[OBJECTIVE]:
Look through the records that follow. Copy every line containing the word "below".

[ENTRIES]:

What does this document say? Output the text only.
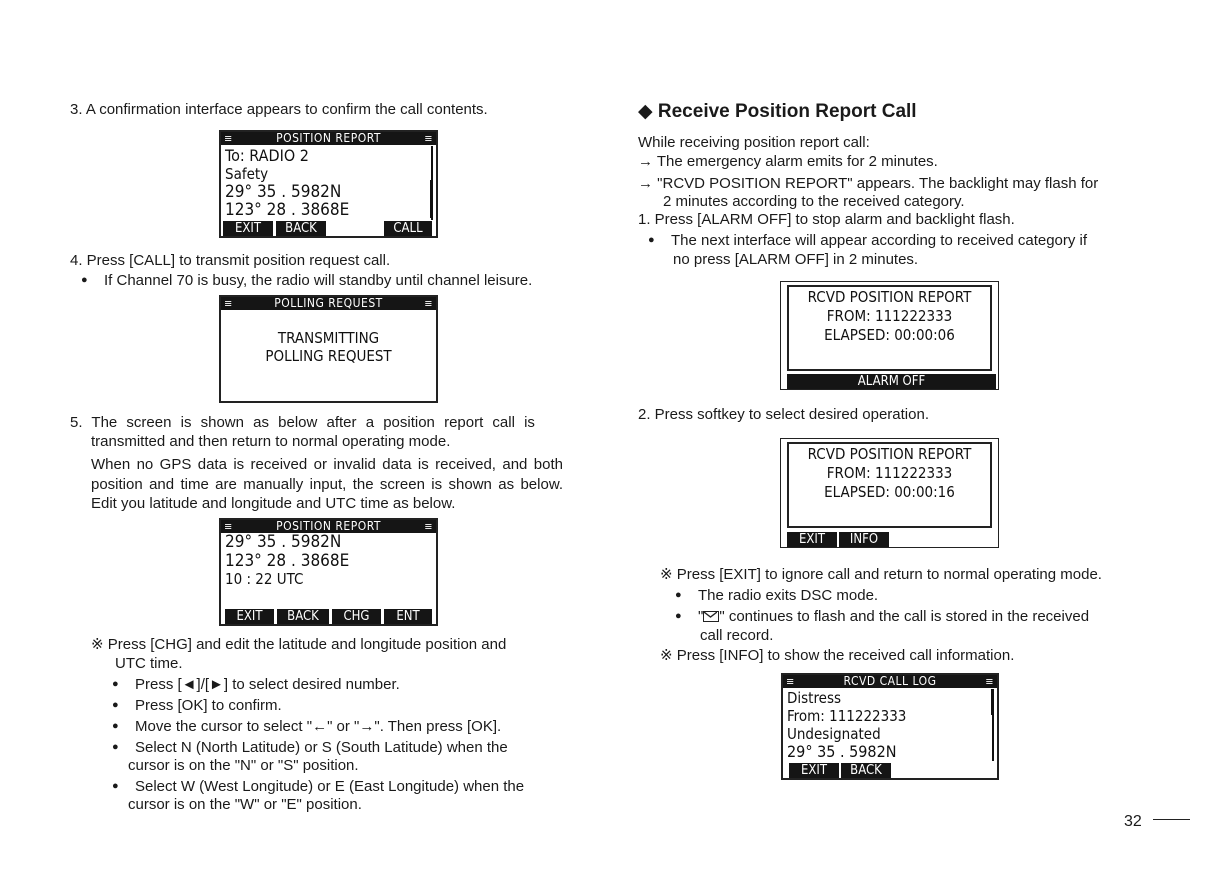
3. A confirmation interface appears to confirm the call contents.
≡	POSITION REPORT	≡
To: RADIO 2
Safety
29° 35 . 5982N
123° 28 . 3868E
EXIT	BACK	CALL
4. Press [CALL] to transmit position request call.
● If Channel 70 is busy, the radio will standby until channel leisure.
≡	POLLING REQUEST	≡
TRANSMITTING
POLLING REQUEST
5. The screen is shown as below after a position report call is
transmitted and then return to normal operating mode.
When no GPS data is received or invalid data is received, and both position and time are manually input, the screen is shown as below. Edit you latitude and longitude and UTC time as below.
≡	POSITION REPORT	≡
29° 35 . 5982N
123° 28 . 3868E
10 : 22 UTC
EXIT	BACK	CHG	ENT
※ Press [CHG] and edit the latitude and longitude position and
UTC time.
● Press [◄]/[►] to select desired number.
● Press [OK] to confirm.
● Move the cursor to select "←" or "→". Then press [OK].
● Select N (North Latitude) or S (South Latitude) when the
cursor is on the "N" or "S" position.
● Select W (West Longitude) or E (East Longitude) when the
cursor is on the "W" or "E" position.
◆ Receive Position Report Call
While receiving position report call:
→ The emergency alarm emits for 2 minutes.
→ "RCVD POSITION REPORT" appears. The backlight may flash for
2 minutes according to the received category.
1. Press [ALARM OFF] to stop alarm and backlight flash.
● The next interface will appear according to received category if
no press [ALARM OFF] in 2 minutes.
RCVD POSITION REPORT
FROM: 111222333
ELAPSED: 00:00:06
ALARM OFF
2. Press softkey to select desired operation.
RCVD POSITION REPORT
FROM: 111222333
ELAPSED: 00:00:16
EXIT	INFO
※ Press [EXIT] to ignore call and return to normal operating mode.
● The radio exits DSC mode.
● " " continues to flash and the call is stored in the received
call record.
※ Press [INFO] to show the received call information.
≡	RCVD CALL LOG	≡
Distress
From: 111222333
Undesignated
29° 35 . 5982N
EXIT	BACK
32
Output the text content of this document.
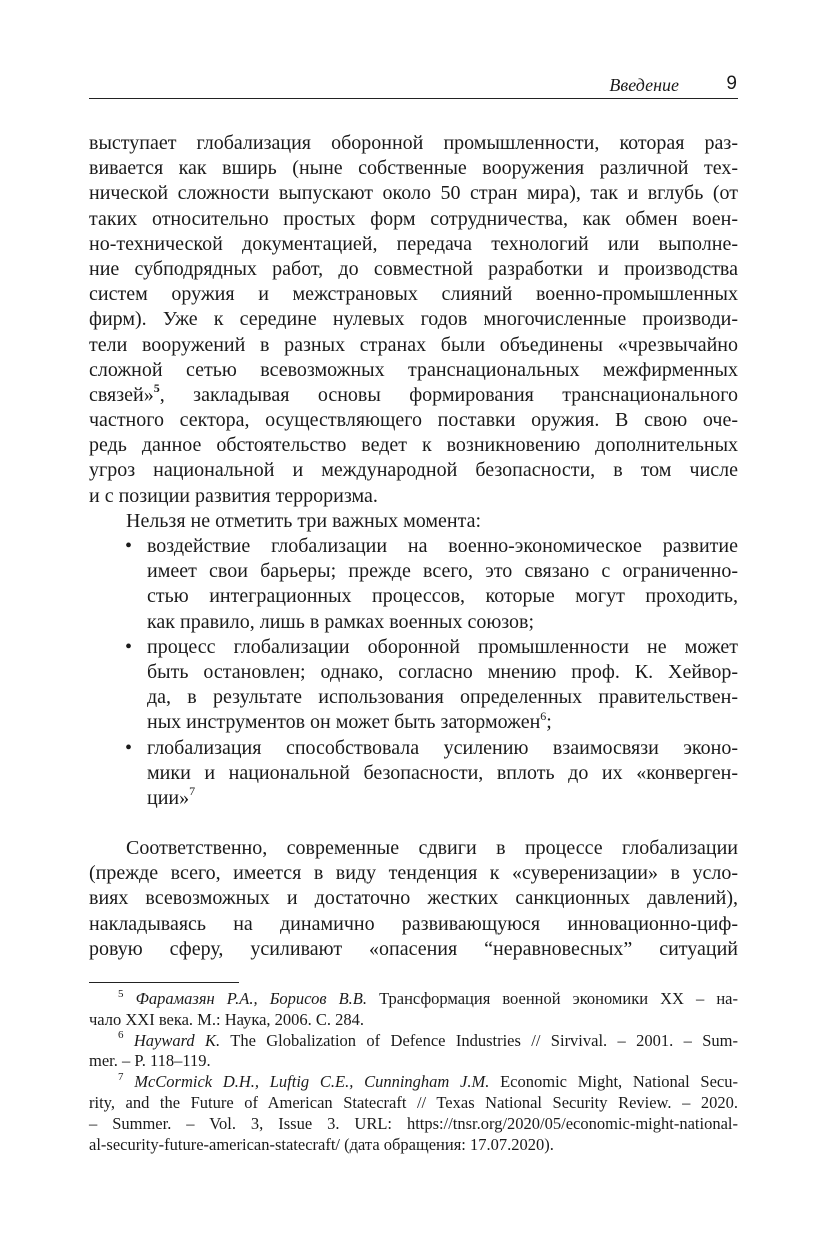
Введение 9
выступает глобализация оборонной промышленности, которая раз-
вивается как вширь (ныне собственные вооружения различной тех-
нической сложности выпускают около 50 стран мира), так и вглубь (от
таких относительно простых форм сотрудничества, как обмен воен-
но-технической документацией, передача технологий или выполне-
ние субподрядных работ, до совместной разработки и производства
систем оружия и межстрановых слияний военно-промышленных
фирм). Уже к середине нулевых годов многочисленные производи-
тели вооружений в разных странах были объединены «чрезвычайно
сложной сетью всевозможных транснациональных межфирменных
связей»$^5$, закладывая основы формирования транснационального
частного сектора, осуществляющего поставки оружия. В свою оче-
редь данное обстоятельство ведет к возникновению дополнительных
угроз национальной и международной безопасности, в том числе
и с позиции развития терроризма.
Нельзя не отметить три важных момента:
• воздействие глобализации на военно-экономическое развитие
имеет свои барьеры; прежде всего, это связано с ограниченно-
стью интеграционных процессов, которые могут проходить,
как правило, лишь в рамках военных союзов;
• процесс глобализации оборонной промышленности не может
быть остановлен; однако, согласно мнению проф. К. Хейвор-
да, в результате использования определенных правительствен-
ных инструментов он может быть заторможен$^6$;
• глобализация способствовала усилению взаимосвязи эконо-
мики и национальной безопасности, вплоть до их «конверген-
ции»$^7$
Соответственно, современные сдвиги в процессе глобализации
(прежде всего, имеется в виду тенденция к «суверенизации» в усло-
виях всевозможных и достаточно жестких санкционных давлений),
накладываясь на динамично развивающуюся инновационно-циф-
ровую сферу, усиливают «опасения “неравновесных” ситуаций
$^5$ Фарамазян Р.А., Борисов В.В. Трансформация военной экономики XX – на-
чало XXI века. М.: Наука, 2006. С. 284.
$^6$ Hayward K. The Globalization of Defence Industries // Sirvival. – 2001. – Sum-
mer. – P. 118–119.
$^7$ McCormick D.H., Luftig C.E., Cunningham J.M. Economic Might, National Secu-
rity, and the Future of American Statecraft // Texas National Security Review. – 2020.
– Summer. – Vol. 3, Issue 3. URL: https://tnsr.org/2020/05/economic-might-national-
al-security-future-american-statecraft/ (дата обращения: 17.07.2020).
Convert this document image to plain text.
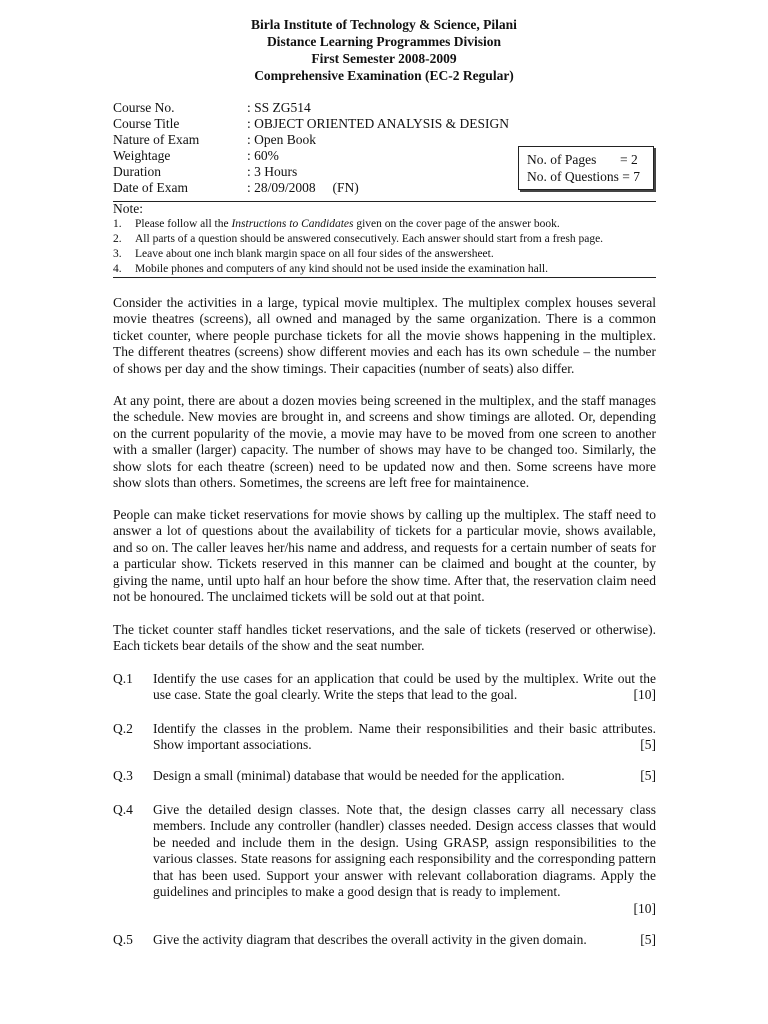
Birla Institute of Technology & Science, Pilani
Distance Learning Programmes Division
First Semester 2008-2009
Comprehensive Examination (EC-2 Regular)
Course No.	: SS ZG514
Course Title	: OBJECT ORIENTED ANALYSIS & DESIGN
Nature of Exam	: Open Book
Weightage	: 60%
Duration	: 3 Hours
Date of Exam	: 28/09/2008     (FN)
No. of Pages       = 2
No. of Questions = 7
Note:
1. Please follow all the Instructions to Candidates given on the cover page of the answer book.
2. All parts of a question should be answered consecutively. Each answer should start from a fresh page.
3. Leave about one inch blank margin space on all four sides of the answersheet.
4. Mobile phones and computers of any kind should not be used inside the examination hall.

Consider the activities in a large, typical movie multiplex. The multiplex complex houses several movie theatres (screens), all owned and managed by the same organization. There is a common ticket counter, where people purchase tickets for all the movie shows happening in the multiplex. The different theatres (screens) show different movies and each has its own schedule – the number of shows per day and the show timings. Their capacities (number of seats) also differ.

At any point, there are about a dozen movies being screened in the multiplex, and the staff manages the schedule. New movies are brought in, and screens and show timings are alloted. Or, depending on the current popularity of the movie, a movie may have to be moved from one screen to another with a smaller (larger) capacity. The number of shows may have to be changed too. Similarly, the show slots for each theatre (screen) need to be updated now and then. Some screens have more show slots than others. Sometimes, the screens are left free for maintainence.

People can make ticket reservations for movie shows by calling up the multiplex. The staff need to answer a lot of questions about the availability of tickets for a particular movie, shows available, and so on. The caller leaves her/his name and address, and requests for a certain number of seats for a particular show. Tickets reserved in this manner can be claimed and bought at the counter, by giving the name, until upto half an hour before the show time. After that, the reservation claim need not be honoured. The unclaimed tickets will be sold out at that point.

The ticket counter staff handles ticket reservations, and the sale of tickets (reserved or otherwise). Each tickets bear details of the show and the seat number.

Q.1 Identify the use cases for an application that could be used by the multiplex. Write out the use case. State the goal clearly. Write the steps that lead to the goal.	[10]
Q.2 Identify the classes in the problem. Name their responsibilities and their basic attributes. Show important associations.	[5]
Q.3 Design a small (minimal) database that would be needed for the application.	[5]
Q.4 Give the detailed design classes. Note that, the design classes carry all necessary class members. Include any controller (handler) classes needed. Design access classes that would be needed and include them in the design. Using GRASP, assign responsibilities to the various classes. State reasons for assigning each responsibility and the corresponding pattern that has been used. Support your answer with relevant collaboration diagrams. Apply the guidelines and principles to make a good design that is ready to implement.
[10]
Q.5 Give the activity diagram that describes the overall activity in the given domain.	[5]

[TASK OUTPUT]:
5. The screen is shown as below after a position report call is
When no GPS data is received or invalid data is received, and both position and time are manually input, the screen is shown as below. Edit you latitude and longitude and UTC time as below.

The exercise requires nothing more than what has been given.